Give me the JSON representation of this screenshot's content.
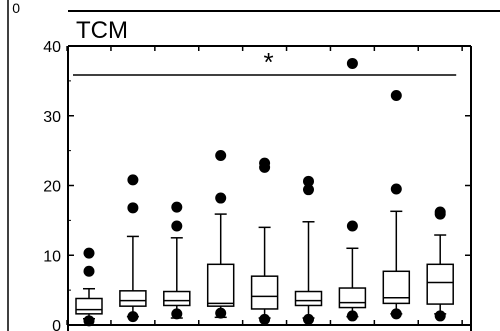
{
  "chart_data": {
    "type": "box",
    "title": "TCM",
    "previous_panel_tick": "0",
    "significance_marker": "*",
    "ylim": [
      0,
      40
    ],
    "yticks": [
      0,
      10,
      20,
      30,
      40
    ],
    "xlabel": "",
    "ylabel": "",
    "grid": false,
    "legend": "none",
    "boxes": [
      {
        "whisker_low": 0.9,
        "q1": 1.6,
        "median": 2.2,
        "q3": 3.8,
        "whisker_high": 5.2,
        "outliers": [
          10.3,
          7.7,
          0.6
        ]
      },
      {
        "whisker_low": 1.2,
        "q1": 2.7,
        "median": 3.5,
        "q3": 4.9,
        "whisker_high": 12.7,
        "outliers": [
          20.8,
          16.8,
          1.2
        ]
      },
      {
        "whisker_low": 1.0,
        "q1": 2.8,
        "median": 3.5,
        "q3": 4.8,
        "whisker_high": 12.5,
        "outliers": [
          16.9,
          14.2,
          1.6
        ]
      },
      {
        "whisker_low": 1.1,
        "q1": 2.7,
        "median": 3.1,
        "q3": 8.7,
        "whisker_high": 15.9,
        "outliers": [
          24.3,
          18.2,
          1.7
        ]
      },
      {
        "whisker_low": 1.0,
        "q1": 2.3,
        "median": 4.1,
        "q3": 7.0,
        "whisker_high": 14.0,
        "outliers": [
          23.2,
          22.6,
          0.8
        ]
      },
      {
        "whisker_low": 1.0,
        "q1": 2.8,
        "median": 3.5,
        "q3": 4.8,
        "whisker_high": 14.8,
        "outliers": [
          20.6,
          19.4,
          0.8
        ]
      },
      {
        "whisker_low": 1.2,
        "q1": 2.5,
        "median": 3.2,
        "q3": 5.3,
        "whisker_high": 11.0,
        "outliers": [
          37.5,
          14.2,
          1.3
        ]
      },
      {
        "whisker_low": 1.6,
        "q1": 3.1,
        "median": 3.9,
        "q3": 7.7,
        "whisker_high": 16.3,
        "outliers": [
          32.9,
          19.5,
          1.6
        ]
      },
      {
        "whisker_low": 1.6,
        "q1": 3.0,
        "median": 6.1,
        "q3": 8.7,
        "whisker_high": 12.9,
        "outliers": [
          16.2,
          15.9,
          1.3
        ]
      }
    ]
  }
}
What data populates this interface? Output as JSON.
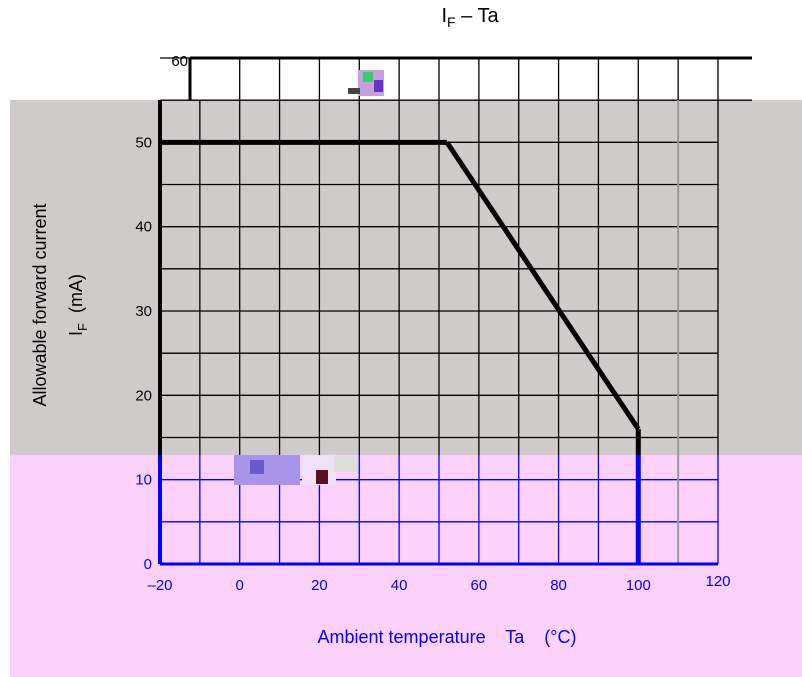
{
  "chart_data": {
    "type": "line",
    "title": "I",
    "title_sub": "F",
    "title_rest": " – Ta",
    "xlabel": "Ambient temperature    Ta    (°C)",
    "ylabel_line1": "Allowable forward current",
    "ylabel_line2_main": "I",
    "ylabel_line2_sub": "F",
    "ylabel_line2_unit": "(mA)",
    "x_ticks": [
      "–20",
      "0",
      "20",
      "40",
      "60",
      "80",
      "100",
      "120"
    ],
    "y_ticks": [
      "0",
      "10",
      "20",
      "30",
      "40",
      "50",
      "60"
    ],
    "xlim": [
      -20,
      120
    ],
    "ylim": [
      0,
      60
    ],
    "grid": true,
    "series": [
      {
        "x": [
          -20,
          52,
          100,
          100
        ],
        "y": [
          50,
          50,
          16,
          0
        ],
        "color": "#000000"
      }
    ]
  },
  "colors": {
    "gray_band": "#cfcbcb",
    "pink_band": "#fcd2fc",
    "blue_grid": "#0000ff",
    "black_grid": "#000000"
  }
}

----------

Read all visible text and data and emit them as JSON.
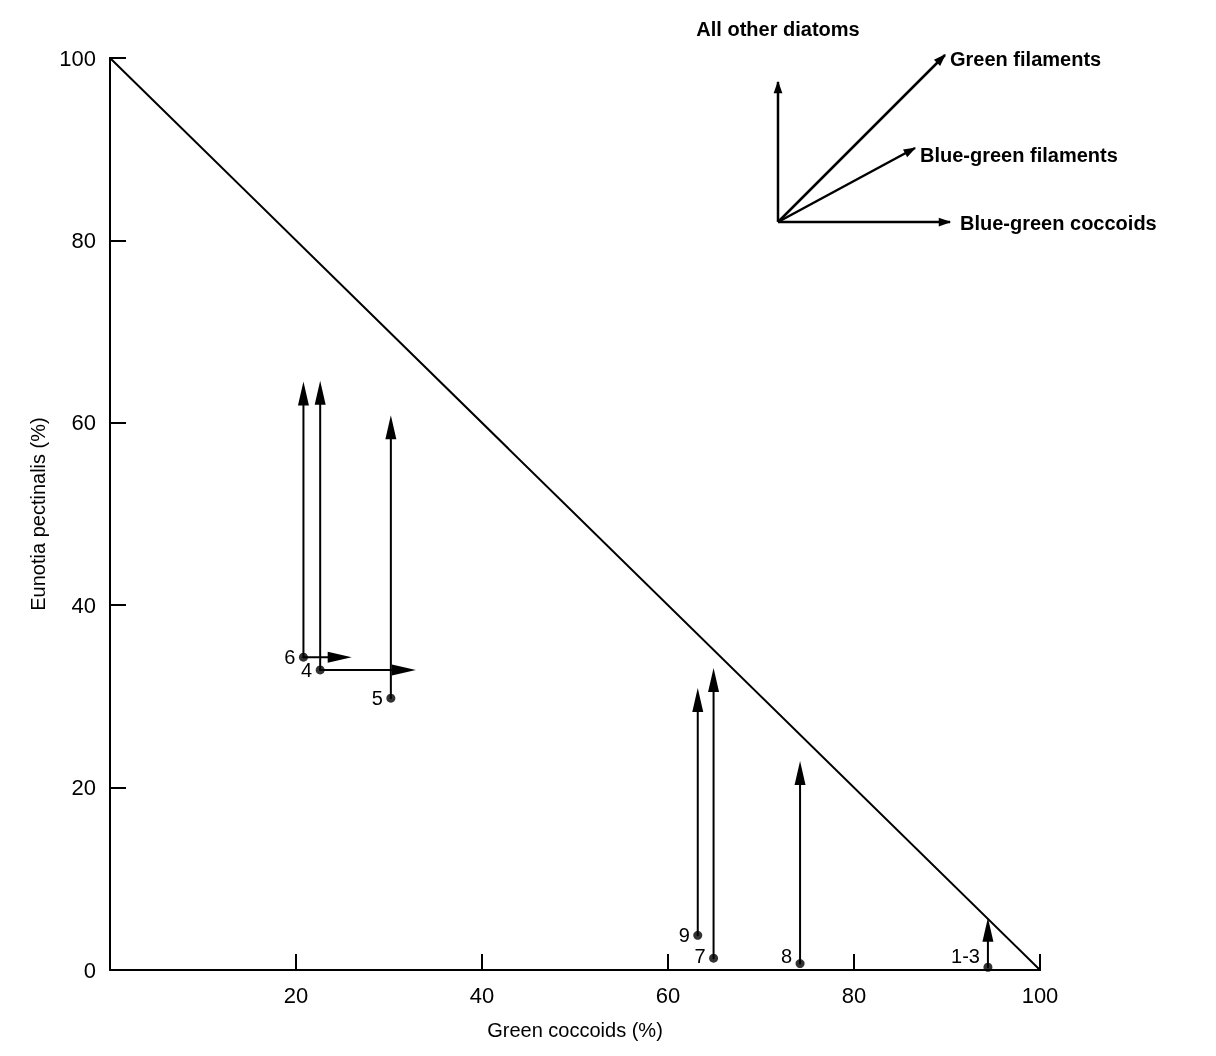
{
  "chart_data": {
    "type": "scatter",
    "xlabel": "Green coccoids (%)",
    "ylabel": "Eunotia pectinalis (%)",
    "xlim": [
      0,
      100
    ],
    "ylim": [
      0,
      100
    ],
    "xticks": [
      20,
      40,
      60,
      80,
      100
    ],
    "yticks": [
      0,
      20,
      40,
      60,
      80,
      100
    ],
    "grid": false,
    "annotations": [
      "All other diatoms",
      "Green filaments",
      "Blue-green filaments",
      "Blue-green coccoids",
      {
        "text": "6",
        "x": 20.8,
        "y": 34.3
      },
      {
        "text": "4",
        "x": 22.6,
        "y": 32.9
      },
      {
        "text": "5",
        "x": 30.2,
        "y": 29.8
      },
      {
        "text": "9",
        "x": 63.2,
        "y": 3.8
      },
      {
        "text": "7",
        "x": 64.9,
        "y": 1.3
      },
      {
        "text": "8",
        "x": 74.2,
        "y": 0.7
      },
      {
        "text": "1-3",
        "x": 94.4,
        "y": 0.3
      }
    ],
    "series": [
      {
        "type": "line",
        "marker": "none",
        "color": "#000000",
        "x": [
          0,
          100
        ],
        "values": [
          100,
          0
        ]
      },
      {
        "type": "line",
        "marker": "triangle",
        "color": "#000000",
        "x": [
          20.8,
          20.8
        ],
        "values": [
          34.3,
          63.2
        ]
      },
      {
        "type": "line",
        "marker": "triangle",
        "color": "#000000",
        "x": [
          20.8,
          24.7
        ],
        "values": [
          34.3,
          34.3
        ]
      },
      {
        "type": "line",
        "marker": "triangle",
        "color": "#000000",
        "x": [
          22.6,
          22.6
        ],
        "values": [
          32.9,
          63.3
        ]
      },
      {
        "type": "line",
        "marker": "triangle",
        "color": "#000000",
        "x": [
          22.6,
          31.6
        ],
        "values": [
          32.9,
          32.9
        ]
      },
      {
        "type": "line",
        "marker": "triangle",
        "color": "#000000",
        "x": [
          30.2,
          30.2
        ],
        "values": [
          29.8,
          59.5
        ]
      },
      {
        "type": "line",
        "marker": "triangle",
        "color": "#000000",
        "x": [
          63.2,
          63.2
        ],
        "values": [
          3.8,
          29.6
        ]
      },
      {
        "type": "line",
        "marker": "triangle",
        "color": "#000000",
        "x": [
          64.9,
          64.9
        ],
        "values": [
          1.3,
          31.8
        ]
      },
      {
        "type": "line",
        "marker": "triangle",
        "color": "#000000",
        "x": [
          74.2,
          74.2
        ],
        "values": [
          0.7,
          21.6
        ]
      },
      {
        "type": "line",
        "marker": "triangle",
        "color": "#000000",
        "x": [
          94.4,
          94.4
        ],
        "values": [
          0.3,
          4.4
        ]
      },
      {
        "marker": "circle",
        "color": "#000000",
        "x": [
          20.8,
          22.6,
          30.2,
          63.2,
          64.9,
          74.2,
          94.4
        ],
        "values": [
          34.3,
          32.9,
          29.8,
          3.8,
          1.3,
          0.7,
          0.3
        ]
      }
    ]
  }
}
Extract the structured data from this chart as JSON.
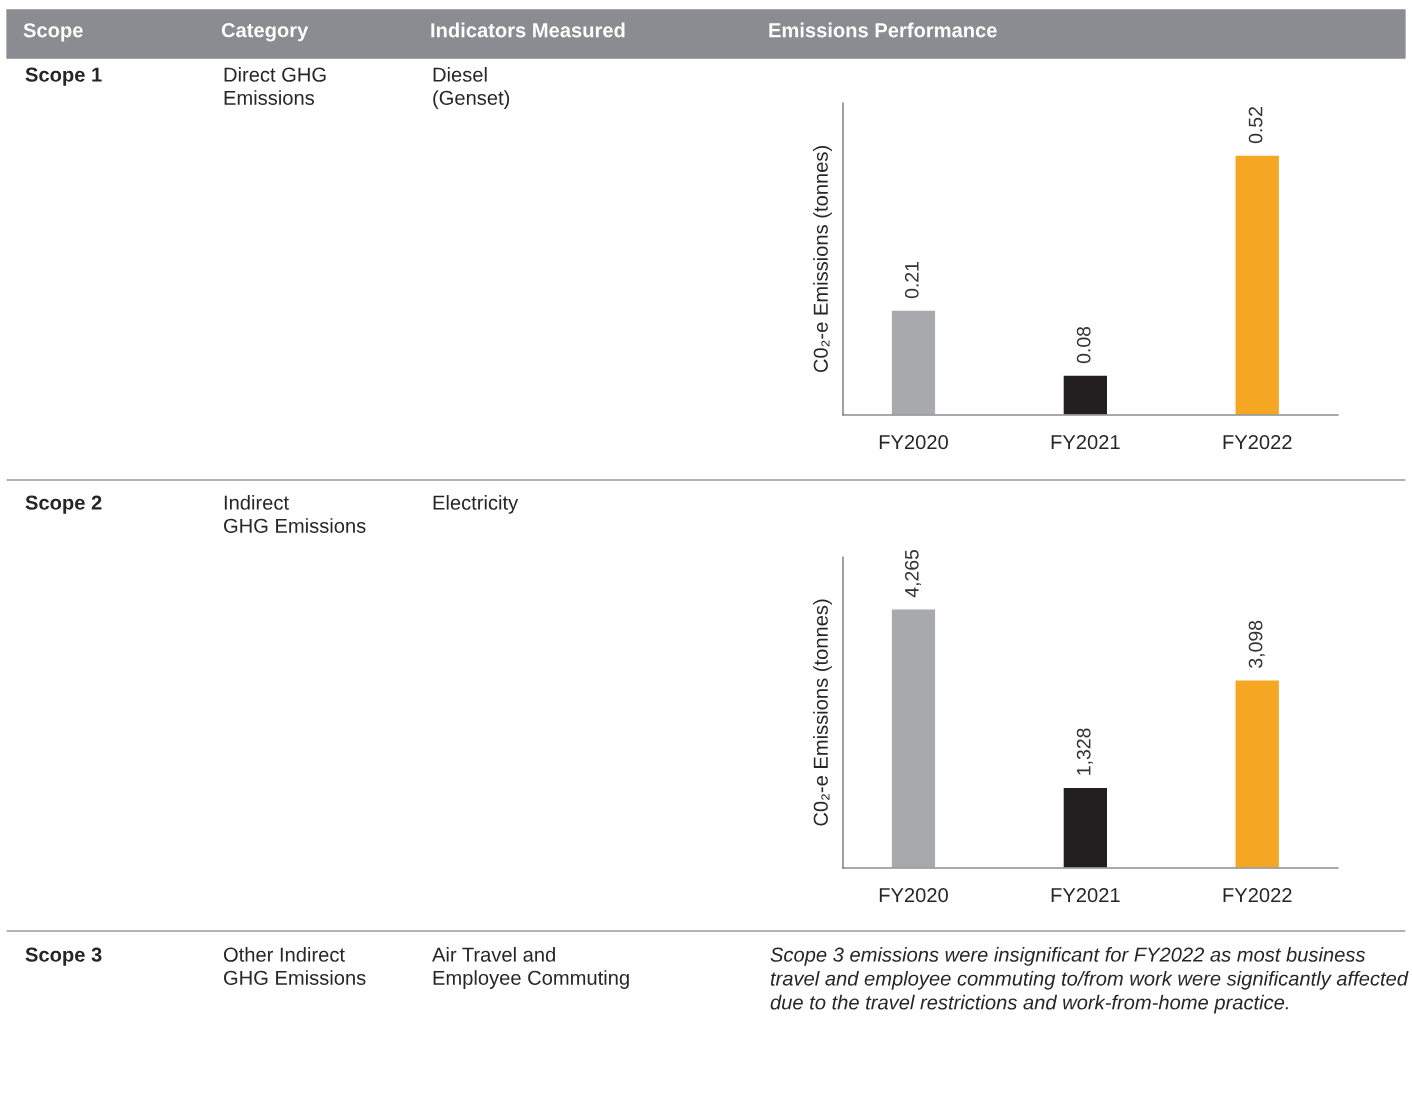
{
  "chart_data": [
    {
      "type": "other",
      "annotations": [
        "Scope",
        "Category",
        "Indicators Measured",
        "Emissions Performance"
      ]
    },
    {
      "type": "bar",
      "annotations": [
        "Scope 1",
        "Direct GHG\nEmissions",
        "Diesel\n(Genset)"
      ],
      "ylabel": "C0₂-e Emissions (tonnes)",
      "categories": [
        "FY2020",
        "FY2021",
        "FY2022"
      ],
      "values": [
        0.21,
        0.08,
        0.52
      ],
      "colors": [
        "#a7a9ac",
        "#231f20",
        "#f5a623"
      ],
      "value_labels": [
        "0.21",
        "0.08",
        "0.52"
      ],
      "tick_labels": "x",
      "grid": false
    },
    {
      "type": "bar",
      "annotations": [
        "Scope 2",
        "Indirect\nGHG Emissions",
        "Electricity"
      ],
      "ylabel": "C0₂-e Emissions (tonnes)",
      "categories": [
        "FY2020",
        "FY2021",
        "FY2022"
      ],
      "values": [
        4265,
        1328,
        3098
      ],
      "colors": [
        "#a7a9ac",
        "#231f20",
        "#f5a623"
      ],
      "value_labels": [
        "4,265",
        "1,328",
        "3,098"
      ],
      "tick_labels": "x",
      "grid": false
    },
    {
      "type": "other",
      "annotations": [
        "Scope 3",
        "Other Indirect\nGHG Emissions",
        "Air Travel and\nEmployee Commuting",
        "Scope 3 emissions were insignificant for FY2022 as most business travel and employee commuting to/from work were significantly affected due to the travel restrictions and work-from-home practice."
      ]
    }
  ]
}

----------

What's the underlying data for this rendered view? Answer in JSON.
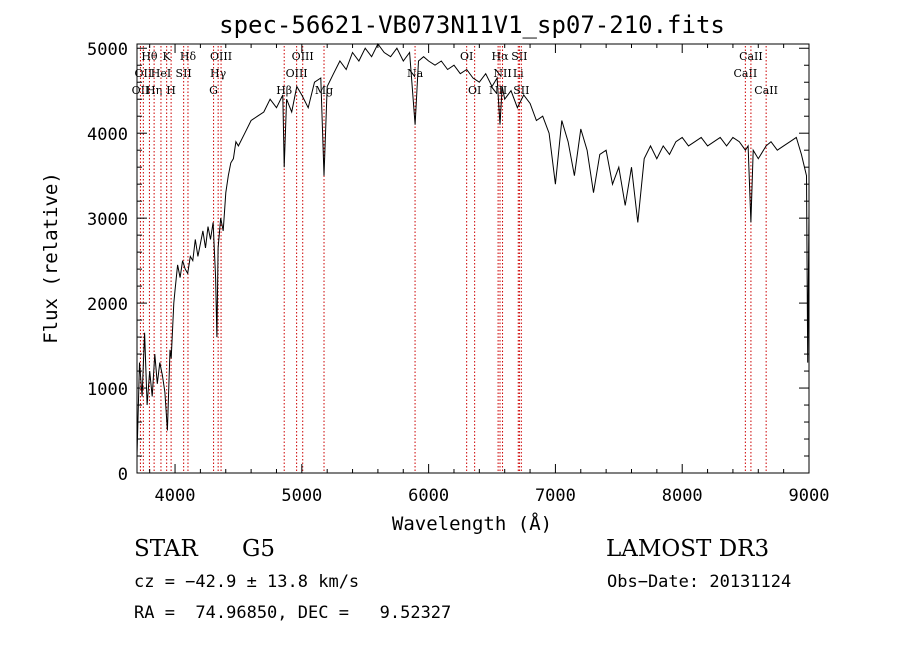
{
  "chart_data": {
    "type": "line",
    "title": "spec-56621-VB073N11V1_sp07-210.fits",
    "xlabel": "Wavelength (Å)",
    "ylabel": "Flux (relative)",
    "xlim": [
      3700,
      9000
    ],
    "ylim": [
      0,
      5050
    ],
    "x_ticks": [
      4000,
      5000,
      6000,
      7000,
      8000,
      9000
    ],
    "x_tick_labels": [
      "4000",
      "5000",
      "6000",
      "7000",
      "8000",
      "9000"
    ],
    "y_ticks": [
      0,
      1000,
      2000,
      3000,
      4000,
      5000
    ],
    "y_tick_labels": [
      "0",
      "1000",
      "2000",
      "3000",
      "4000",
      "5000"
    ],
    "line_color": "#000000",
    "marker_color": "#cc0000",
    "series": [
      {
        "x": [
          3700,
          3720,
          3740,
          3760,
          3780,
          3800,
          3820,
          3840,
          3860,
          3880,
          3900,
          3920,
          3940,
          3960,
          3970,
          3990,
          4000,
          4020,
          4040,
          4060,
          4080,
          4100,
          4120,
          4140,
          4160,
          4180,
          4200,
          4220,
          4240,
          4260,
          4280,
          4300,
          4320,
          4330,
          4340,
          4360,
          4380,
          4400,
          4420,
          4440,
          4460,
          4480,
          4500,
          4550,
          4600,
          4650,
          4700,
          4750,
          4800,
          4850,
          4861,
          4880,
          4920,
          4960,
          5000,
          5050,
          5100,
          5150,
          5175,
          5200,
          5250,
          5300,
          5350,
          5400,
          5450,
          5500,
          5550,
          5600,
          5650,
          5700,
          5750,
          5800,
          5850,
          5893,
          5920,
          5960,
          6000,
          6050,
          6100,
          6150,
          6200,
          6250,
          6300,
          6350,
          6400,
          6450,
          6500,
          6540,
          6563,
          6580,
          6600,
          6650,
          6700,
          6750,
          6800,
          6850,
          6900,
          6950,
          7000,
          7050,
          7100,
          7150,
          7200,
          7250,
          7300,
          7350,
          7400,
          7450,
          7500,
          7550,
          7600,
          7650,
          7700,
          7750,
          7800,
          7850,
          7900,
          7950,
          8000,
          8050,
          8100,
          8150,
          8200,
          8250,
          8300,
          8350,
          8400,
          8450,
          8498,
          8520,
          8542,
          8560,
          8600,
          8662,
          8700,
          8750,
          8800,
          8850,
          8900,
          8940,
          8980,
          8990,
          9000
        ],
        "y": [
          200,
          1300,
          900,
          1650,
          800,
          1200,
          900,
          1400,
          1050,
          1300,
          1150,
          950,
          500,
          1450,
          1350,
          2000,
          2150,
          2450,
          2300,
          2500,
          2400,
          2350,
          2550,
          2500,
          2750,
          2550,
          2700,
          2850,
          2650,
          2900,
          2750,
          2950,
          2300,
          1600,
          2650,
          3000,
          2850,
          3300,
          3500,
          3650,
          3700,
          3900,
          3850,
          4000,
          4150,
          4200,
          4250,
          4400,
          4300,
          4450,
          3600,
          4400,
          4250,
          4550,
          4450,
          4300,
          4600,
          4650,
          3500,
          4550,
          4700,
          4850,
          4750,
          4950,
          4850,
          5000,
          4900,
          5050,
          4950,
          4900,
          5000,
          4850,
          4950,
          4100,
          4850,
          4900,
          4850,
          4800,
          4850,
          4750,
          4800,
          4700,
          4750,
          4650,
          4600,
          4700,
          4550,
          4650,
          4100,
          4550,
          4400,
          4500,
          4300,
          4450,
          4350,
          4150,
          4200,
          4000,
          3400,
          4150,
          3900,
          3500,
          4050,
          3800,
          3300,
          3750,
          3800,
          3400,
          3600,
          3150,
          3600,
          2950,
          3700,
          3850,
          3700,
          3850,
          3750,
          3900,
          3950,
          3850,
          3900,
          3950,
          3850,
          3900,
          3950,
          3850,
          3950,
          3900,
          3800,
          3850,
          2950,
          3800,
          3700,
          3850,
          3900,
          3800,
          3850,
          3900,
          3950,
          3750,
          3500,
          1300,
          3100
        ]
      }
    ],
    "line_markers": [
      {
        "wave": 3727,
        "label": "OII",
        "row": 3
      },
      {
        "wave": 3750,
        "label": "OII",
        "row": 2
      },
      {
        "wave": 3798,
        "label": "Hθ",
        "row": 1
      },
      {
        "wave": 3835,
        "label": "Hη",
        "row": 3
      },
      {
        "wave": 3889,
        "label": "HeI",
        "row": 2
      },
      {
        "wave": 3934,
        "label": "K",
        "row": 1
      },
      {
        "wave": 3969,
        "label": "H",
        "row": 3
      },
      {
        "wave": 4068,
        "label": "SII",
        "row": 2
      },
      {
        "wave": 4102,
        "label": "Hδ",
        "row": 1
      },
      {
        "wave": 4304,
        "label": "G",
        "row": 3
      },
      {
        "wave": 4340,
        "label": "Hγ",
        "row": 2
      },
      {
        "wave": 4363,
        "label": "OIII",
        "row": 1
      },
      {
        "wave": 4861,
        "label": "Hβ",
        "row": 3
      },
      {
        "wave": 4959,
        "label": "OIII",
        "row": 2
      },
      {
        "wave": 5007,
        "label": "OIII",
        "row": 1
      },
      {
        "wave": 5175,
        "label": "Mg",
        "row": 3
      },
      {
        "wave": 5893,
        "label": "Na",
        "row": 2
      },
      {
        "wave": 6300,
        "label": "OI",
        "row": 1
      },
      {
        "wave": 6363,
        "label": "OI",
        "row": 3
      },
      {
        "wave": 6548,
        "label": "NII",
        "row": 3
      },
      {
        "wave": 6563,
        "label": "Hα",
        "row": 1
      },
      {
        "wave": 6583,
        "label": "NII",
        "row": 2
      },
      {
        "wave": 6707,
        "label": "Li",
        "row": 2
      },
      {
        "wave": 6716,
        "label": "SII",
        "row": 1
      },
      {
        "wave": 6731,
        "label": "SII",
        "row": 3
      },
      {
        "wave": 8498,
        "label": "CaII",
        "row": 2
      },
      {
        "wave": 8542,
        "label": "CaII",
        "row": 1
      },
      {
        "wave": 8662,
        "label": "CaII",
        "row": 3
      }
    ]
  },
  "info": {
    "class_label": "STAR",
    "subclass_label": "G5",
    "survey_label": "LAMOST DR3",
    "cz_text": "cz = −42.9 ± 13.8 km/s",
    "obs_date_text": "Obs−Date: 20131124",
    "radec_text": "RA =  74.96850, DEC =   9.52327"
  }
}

----------

Where a line of the data holds "JSON", show that line.

Give me the JSON representation of this screenshot's content.
What data populates this interface? Output as JSON.
Read all visible text and data and emit them as JSON.
Extract the structured data from this chart as JSON.
What's the underlying data for this rendered view? Answer in JSON.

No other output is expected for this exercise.